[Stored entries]
=-=-=

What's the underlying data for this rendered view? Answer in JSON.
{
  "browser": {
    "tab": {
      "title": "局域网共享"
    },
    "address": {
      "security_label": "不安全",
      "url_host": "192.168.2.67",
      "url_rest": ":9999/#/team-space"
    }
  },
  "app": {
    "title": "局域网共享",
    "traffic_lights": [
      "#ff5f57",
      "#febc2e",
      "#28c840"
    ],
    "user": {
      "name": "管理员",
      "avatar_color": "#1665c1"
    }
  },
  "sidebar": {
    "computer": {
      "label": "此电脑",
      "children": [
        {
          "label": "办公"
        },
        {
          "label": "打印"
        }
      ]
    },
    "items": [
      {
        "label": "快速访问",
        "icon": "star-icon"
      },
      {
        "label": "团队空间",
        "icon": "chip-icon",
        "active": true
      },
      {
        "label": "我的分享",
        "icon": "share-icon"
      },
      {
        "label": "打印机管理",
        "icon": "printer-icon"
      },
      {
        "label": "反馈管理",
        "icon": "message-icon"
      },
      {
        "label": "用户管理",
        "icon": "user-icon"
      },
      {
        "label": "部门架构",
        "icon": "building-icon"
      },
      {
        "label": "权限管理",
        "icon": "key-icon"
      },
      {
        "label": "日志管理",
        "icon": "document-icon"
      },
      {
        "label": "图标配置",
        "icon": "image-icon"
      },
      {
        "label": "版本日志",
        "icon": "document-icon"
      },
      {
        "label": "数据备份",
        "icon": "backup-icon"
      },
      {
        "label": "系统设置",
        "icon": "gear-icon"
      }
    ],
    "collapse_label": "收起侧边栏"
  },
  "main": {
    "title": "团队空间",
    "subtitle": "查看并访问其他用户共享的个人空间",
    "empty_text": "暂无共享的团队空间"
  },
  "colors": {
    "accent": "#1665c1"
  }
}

=-=-=

YOUR INSTRUCTIONS:
Transcribe all entries exactly as they are given.

THE COMPLETED TASK:
What's the underlying data for this rendered view? Answer in JSON.
{
  "browser": {
    "tab": {
      "title": "局域网共享"
    },
    "address": {
      "security_label": "不安全",
      "url_host": "192.168.2.67",
      "url_rest": ":9999/#/team-space"
    }
  },
  "app": {
    "title": "局域网共享",
    "traffic_lights": [
      "#ff5f57",
      "#febc2e",
      "#28c840"
    ],
    "user": {
      "name": "管理员",
      "avatar_color": "#1665c1"
    }
  },
  "sidebar": {
    "computer": {
      "label": "此电脑",
      "children": [
        {
          "label": "办公"
        },
        {
          "label": "打印"
        }
      ]
    },
    "items": [
      {
        "label": "快速访问",
        "icon": "star-icon"
      },
      {
        "label": "团队空间",
        "icon": "chip-icon",
        "active": true
      },
      {
        "label": "我的分享",
        "icon": "share-icon"
      },
      {
        "label": "打印机管理",
        "icon": "printer-icon"
      },
      {
        "label": "反馈管理",
        "icon": "message-icon"
      },
      {
        "label": "用户管理",
        "icon": "user-icon"
      },
      {
        "label": "部门架构",
        "icon": "building-icon"
      },
      {
        "label": "权限管理",
        "icon": "key-icon"
      },
      {
        "label": "日志管理",
        "icon": "document-icon"
      },
      {
        "label": "图标配置",
        "icon": "image-icon"
      },
      {
        "label": "版本日志",
        "icon": "document-icon"
      },
      {
        "label": "数据备份",
        "icon": "backup-icon"
      },
      {
        "label": "系统设置",
        "icon": "gear-icon"
      }
    ],
    "collapse_label": "收起侧边栏"
  },
  "main": {
    "title": "团队空间",
    "subtitle": "查看并访问其他用户共享的个人空间",
    "empty_text": "暂无共享的团队空间"
  },
  "colors": {
    "accent": "#1665c1"
  }
}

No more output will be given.